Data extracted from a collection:
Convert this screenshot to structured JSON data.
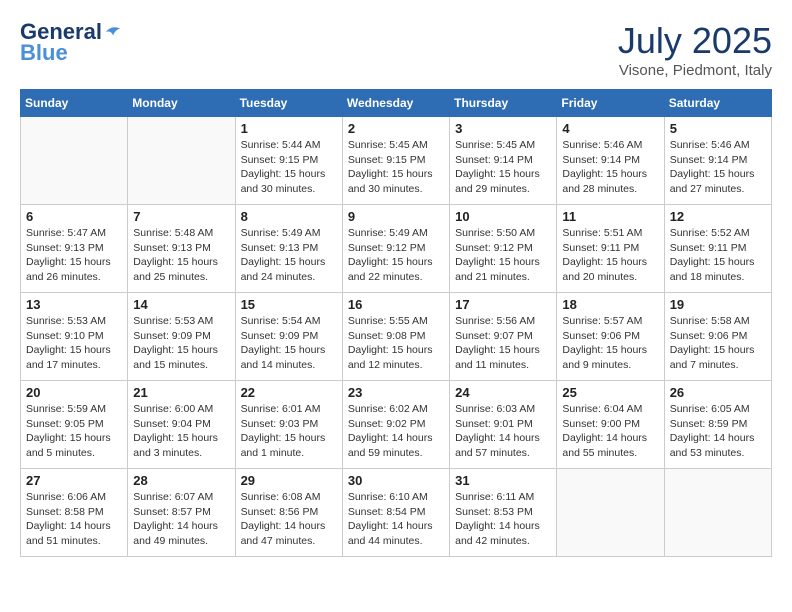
{
  "header": {
    "logo_line1": "General",
    "logo_line2": "Blue",
    "month_title": "July 2025",
    "location": "Visone, Piedmont, Italy"
  },
  "weekdays": [
    "Sunday",
    "Monday",
    "Tuesday",
    "Wednesday",
    "Thursday",
    "Friday",
    "Saturday"
  ],
  "weeks": [
    [
      {
        "day": "",
        "info": ""
      },
      {
        "day": "",
        "info": ""
      },
      {
        "day": "1",
        "info": "Sunrise: 5:44 AM\nSunset: 9:15 PM\nDaylight: 15 hours\nand 30 minutes."
      },
      {
        "day": "2",
        "info": "Sunrise: 5:45 AM\nSunset: 9:15 PM\nDaylight: 15 hours\nand 30 minutes."
      },
      {
        "day": "3",
        "info": "Sunrise: 5:45 AM\nSunset: 9:14 PM\nDaylight: 15 hours\nand 29 minutes."
      },
      {
        "day": "4",
        "info": "Sunrise: 5:46 AM\nSunset: 9:14 PM\nDaylight: 15 hours\nand 28 minutes."
      },
      {
        "day": "5",
        "info": "Sunrise: 5:46 AM\nSunset: 9:14 PM\nDaylight: 15 hours\nand 27 minutes."
      }
    ],
    [
      {
        "day": "6",
        "info": "Sunrise: 5:47 AM\nSunset: 9:13 PM\nDaylight: 15 hours\nand 26 minutes."
      },
      {
        "day": "7",
        "info": "Sunrise: 5:48 AM\nSunset: 9:13 PM\nDaylight: 15 hours\nand 25 minutes."
      },
      {
        "day": "8",
        "info": "Sunrise: 5:49 AM\nSunset: 9:13 PM\nDaylight: 15 hours\nand 24 minutes."
      },
      {
        "day": "9",
        "info": "Sunrise: 5:49 AM\nSunset: 9:12 PM\nDaylight: 15 hours\nand 22 minutes."
      },
      {
        "day": "10",
        "info": "Sunrise: 5:50 AM\nSunset: 9:12 PM\nDaylight: 15 hours\nand 21 minutes."
      },
      {
        "day": "11",
        "info": "Sunrise: 5:51 AM\nSunset: 9:11 PM\nDaylight: 15 hours\nand 20 minutes."
      },
      {
        "day": "12",
        "info": "Sunrise: 5:52 AM\nSunset: 9:11 PM\nDaylight: 15 hours\nand 18 minutes."
      }
    ],
    [
      {
        "day": "13",
        "info": "Sunrise: 5:53 AM\nSunset: 9:10 PM\nDaylight: 15 hours\nand 17 minutes."
      },
      {
        "day": "14",
        "info": "Sunrise: 5:53 AM\nSunset: 9:09 PM\nDaylight: 15 hours\nand 15 minutes."
      },
      {
        "day": "15",
        "info": "Sunrise: 5:54 AM\nSunset: 9:09 PM\nDaylight: 15 hours\nand 14 minutes."
      },
      {
        "day": "16",
        "info": "Sunrise: 5:55 AM\nSunset: 9:08 PM\nDaylight: 15 hours\nand 12 minutes."
      },
      {
        "day": "17",
        "info": "Sunrise: 5:56 AM\nSunset: 9:07 PM\nDaylight: 15 hours\nand 11 minutes."
      },
      {
        "day": "18",
        "info": "Sunrise: 5:57 AM\nSunset: 9:06 PM\nDaylight: 15 hours\nand 9 minutes."
      },
      {
        "day": "19",
        "info": "Sunrise: 5:58 AM\nSunset: 9:06 PM\nDaylight: 15 hours\nand 7 minutes."
      }
    ],
    [
      {
        "day": "20",
        "info": "Sunrise: 5:59 AM\nSunset: 9:05 PM\nDaylight: 15 hours\nand 5 minutes."
      },
      {
        "day": "21",
        "info": "Sunrise: 6:00 AM\nSunset: 9:04 PM\nDaylight: 15 hours\nand 3 minutes."
      },
      {
        "day": "22",
        "info": "Sunrise: 6:01 AM\nSunset: 9:03 PM\nDaylight: 15 hours\nand 1 minute."
      },
      {
        "day": "23",
        "info": "Sunrise: 6:02 AM\nSunset: 9:02 PM\nDaylight: 14 hours\nand 59 minutes."
      },
      {
        "day": "24",
        "info": "Sunrise: 6:03 AM\nSunset: 9:01 PM\nDaylight: 14 hours\nand 57 minutes."
      },
      {
        "day": "25",
        "info": "Sunrise: 6:04 AM\nSunset: 9:00 PM\nDaylight: 14 hours\nand 55 minutes."
      },
      {
        "day": "26",
        "info": "Sunrise: 6:05 AM\nSunset: 8:59 PM\nDaylight: 14 hours\nand 53 minutes."
      }
    ],
    [
      {
        "day": "27",
        "info": "Sunrise: 6:06 AM\nSunset: 8:58 PM\nDaylight: 14 hours\nand 51 minutes."
      },
      {
        "day": "28",
        "info": "Sunrise: 6:07 AM\nSunset: 8:57 PM\nDaylight: 14 hours\nand 49 minutes."
      },
      {
        "day": "29",
        "info": "Sunrise: 6:08 AM\nSunset: 8:56 PM\nDaylight: 14 hours\nand 47 minutes."
      },
      {
        "day": "30",
        "info": "Sunrise: 6:10 AM\nSunset: 8:54 PM\nDaylight: 14 hours\nand 44 minutes."
      },
      {
        "day": "31",
        "info": "Sunrise: 6:11 AM\nSunset: 8:53 PM\nDaylight: 14 hours\nand 42 minutes."
      },
      {
        "day": "",
        "info": ""
      },
      {
        "day": "",
        "info": ""
      }
    ]
  ]
}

*Given instruction*:
Using the material above, return every line exactly as it appears, minus the pictures.

*Task output*:
Convert this screenshot to structured JSON data.
{
  "header": {
    "logo_line1": "General",
    "logo_line2": "Blue",
    "month_title": "July 2025",
    "location": "Visone, Piedmont, Italy"
  },
  "weekdays": [
    "Sunday",
    "Monday",
    "Tuesday",
    "Wednesday",
    "Thursday",
    "Friday",
    "Saturday"
  ],
  "weeks": [
    [
      {
        "day": "",
        "info": ""
      },
      {
        "day": "",
        "info": ""
      },
      {
        "day": "1",
        "info": "Sunrise: 5:44 AM\nSunset: 9:15 PM\nDaylight: 15 hours\nand 30 minutes."
      },
      {
        "day": "2",
        "info": "Sunrise: 5:45 AM\nSunset: 9:15 PM\nDaylight: 15 hours\nand 30 minutes."
      },
      {
        "day": "3",
        "info": "Sunrise: 5:45 AM\nSunset: 9:14 PM\nDaylight: 15 hours\nand 29 minutes."
      },
      {
        "day": "4",
        "info": "Sunrise: 5:46 AM\nSunset: 9:14 PM\nDaylight: 15 hours\nand 28 minutes."
      },
      {
        "day": "5",
        "info": "Sunrise: 5:46 AM\nSunset: 9:14 PM\nDaylight: 15 hours\nand 27 minutes."
      }
    ],
    [
      {
        "day": "6",
        "info": "Sunrise: 5:47 AM\nSunset: 9:13 PM\nDaylight: 15 hours\nand 26 minutes."
      },
      {
        "day": "7",
        "info": "Sunrise: 5:48 AM\nSunset: 9:13 PM\nDaylight: 15 hours\nand 25 minutes."
      },
      {
        "day": "8",
        "info": "Sunrise: 5:49 AM\nSunset: 9:13 PM\nDaylight: 15 hours\nand 24 minutes."
      },
      {
        "day": "9",
        "info": "Sunrise: 5:49 AM\nSunset: 9:12 PM\nDaylight: 15 hours\nand 22 minutes."
      },
      {
        "day": "10",
        "info": "Sunrise: 5:50 AM\nSunset: 9:12 PM\nDaylight: 15 hours\nand 21 minutes."
      },
      {
        "day": "11",
        "info": "Sunrise: 5:51 AM\nSunset: 9:11 PM\nDaylight: 15 hours\nand 20 minutes."
      },
      {
        "day": "12",
        "info": "Sunrise: 5:52 AM\nSunset: 9:11 PM\nDaylight: 15 hours\nand 18 minutes."
      }
    ],
    [
      {
        "day": "13",
        "info": "Sunrise: 5:53 AM\nSunset: 9:10 PM\nDaylight: 15 hours\nand 17 minutes."
      },
      {
        "day": "14",
        "info": "Sunrise: 5:53 AM\nSunset: 9:09 PM\nDaylight: 15 hours\nand 15 minutes."
      },
      {
        "day": "15",
        "info": "Sunrise: 5:54 AM\nSunset: 9:09 PM\nDaylight: 15 hours\nand 14 minutes."
      },
      {
        "day": "16",
        "info": "Sunrise: 5:55 AM\nSunset: 9:08 PM\nDaylight: 15 hours\nand 12 minutes."
      },
      {
        "day": "17",
        "info": "Sunrise: 5:56 AM\nSunset: 9:07 PM\nDaylight: 15 hours\nand 11 minutes."
      },
      {
        "day": "18",
        "info": "Sunrise: 5:57 AM\nSunset: 9:06 PM\nDaylight: 15 hours\nand 9 minutes."
      },
      {
        "day": "19",
        "info": "Sunrise: 5:58 AM\nSunset: 9:06 PM\nDaylight: 15 hours\nand 7 minutes."
      }
    ],
    [
      {
        "day": "20",
        "info": "Sunrise: 5:59 AM\nSunset: 9:05 PM\nDaylight: 15 hours\nand 5 minutes."
      },
      {
        "day": "21",
        "info": "Sunrise: 6:00 AM\nSunset: 9:04 PM\nDaylight: 15 hours\nand 3 minutes."
      },
      {
        "day": "22",
        "info": "Sunrise: 6:01 AM\nSunset: 9:03 PM\nDaylight: 15 hours\nand 1 minute."
      },
      {
        "day": "23",
        "info": "Sunrise: 6:02 AM\nSunset: 9:02 PM\nDaylight: 14 hours\nand 59 minutes."
      },
      {
        "day": "24",
        "info": "Sunrise: 6:03 AM\nSunset: 9:01 PM\nDaylight: 14 hours\nand 57 minutes."
      },
      {
        "day": "25",
        "info": "Sunrise: 6:04 AM\nSunset: 9:00 PM\nDaylight: 14 hours\nand 55 minutes."
      },
      {
        "day": "26",
        "info": "Sunrise: 6:05 AM\nSunset: 8:59 PM\nDaylight: 14 hours\nand 53 minutes."
      }
    ],
    [
      {
        "day": "27",
        "info": "Sunrise: 6:06 AM\nSunset: 8:58 PM\nDaylight: 14 hours\nand 51 minutes."
      },
      {
        "day": "28",
        "info": "Sunrise: 6:07 AM\nSunset: 8:57 PM\nDaylight: 14 hours\nand 49 minutes."
      },
      {
        "day": "29",
        "info": "Sunrise: 6:08 AM\nSunset: 8:56 PM\nDaylight: 14 hours\nand 47 minutes."
      },
      {
        "day": "30",
        "info": "Sunrise: 6:10 AM\nSunset: 8:54 PM\nDaylight: 14 hours\nand 44 minutes."
      },
      {
        "day": "31",
        "info": "Sunrise: 6:11 AM\nSunset: 8:53 PM\nDaylight: 14 hours\nand 42 minutes."
      },
      {
        "day": "",
        "info": ""
      },
      {
        "day": "",
        "info": ""
      }
    ]
  ]
}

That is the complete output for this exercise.